#### Goal:
Scan each line of the records for the word "valid" and extract the ones that have it.

------------

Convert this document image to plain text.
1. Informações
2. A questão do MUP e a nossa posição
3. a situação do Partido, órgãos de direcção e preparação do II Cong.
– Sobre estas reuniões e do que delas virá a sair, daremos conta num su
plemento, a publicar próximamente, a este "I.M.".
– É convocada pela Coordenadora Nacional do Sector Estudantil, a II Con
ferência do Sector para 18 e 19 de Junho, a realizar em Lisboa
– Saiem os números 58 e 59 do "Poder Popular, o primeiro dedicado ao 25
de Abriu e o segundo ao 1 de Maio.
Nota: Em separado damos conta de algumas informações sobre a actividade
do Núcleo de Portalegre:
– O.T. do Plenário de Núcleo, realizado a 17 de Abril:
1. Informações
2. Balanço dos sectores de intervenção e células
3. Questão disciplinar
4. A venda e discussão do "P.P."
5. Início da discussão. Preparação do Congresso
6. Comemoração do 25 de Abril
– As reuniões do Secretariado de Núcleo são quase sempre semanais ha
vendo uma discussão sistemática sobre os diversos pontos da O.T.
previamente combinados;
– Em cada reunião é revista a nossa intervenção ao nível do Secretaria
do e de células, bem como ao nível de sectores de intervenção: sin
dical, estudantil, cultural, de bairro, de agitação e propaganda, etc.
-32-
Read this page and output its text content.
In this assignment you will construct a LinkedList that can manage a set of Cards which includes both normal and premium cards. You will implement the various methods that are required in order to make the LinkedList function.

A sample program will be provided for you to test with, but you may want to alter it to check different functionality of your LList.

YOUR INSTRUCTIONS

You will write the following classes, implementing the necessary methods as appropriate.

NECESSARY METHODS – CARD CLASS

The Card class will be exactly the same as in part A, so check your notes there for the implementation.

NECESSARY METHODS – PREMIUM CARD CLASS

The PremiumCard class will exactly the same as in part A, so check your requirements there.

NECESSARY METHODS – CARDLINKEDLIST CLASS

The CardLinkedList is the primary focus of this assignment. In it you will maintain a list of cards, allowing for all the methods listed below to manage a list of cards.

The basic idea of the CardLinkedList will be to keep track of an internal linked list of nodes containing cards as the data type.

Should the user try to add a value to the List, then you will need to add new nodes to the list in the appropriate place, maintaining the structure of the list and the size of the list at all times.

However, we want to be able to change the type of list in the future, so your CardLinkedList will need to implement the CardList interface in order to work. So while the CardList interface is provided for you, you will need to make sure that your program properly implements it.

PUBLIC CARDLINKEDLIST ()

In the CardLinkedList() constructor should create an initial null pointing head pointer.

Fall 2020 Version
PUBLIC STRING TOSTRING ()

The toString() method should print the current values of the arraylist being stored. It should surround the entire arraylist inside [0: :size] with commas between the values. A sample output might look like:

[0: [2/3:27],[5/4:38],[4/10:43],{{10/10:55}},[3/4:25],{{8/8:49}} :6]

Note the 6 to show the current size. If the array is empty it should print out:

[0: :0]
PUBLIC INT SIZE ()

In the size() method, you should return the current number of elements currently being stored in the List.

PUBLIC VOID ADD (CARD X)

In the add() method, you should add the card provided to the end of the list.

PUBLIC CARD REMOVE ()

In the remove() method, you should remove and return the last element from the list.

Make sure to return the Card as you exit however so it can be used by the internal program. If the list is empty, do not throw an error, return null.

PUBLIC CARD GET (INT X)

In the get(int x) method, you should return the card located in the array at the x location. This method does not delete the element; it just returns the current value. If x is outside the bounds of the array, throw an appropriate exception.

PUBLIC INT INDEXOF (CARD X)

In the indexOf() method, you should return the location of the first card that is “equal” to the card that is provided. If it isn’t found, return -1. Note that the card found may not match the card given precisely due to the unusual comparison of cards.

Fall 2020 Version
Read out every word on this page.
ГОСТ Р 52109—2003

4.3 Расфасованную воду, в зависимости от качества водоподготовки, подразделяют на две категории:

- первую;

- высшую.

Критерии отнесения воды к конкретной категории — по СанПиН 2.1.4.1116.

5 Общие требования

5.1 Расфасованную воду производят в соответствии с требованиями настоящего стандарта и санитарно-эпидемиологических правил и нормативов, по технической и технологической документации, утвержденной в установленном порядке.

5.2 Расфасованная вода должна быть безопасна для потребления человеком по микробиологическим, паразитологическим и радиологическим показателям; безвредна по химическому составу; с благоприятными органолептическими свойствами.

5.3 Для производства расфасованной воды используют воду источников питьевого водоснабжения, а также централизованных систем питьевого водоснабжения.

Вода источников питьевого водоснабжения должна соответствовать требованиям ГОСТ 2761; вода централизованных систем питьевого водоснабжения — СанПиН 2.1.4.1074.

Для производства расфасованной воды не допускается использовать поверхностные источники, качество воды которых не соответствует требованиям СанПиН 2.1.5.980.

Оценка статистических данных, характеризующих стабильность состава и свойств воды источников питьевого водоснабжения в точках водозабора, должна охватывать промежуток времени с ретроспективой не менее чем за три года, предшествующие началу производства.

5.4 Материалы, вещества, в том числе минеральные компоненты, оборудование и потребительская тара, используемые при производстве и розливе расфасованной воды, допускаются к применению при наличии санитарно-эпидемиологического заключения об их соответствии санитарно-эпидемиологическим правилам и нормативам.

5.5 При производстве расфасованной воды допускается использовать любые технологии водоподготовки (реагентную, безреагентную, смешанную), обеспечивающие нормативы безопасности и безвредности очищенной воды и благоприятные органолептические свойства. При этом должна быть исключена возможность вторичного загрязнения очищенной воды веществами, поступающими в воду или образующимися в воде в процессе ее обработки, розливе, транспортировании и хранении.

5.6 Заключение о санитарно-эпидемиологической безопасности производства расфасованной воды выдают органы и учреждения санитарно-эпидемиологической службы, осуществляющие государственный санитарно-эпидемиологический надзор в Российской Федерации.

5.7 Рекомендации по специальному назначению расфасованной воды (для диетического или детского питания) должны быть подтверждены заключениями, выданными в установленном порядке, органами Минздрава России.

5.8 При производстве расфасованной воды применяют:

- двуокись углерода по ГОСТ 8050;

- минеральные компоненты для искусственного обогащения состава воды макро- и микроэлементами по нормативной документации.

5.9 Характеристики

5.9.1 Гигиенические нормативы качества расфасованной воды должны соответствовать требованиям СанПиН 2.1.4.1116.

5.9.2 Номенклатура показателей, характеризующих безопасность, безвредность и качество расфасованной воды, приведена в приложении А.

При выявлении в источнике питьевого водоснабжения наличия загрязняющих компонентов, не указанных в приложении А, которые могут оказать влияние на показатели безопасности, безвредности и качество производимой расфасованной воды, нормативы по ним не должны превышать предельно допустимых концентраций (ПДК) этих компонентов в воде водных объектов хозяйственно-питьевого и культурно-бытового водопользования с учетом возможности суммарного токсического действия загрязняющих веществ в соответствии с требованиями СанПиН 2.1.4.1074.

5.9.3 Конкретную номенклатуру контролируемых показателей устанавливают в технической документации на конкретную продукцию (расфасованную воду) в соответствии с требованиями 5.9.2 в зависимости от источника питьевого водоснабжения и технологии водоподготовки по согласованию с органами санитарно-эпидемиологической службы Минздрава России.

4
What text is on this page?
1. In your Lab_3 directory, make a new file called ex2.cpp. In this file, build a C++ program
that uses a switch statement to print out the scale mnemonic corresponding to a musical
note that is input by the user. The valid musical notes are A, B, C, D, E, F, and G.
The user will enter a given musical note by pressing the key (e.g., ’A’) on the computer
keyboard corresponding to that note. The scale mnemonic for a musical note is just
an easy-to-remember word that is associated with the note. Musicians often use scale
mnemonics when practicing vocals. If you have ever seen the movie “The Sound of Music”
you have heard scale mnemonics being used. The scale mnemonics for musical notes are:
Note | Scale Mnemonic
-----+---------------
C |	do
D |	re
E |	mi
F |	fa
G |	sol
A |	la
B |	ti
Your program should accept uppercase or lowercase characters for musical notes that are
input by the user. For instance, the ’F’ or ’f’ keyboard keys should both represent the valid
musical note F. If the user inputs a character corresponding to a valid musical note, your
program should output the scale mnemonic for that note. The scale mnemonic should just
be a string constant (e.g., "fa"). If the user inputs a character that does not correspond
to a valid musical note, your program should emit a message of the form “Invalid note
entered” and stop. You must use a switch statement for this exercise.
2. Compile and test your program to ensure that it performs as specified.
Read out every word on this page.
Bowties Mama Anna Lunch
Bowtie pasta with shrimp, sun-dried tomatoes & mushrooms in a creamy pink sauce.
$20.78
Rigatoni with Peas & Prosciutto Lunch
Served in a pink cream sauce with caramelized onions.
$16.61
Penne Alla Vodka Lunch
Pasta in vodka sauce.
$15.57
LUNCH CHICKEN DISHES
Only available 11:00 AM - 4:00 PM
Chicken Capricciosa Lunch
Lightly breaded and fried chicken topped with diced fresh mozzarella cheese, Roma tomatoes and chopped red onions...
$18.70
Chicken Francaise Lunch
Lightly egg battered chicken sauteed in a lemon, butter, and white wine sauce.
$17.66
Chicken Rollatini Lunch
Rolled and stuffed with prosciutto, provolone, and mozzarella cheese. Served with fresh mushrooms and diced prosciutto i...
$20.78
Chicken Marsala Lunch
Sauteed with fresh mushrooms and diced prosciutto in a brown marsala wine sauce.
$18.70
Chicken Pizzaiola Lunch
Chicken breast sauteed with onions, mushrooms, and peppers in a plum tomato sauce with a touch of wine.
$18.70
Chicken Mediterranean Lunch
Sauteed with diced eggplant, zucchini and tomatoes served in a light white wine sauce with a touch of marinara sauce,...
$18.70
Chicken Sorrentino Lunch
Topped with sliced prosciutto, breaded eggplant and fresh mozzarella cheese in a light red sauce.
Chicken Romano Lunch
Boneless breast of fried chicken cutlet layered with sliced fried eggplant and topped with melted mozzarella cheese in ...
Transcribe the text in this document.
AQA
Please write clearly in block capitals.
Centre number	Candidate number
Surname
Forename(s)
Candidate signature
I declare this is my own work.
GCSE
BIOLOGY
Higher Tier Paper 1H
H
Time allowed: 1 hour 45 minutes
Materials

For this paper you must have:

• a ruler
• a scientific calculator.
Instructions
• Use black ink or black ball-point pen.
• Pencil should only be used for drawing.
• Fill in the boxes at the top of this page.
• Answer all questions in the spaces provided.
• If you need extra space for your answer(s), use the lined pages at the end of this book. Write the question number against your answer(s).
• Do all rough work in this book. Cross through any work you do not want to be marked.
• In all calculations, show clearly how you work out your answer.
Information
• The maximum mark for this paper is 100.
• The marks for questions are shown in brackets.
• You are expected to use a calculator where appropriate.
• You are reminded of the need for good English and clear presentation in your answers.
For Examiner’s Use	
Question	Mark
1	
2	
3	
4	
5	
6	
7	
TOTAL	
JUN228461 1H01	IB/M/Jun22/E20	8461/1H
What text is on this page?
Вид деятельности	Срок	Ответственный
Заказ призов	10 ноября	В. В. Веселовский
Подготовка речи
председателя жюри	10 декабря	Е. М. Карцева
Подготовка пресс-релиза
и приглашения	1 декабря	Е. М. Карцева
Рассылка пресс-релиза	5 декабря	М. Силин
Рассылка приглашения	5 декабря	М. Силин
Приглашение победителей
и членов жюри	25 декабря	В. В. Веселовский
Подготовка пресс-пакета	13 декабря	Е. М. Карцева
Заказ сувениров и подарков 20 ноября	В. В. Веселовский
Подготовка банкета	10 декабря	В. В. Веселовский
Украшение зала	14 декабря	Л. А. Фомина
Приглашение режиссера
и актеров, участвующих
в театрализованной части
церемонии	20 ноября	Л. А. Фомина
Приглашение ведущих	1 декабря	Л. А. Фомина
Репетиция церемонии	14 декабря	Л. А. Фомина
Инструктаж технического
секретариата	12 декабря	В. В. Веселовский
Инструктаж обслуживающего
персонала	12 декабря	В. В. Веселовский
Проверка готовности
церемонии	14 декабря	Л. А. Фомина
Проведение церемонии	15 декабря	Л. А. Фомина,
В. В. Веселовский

------------

#### Answer to this problem:
note that is input by the user. The valid musical notes are A, B, C, D, E, F, and G.
input by the user. For instance, the ’F’ or ’f’ keyboard keys should both represent the valid
musical note F. If the user inputs a character corresponding to a valid musical note, your
to a valid musical note, your program should emit a message of the form “Invalid note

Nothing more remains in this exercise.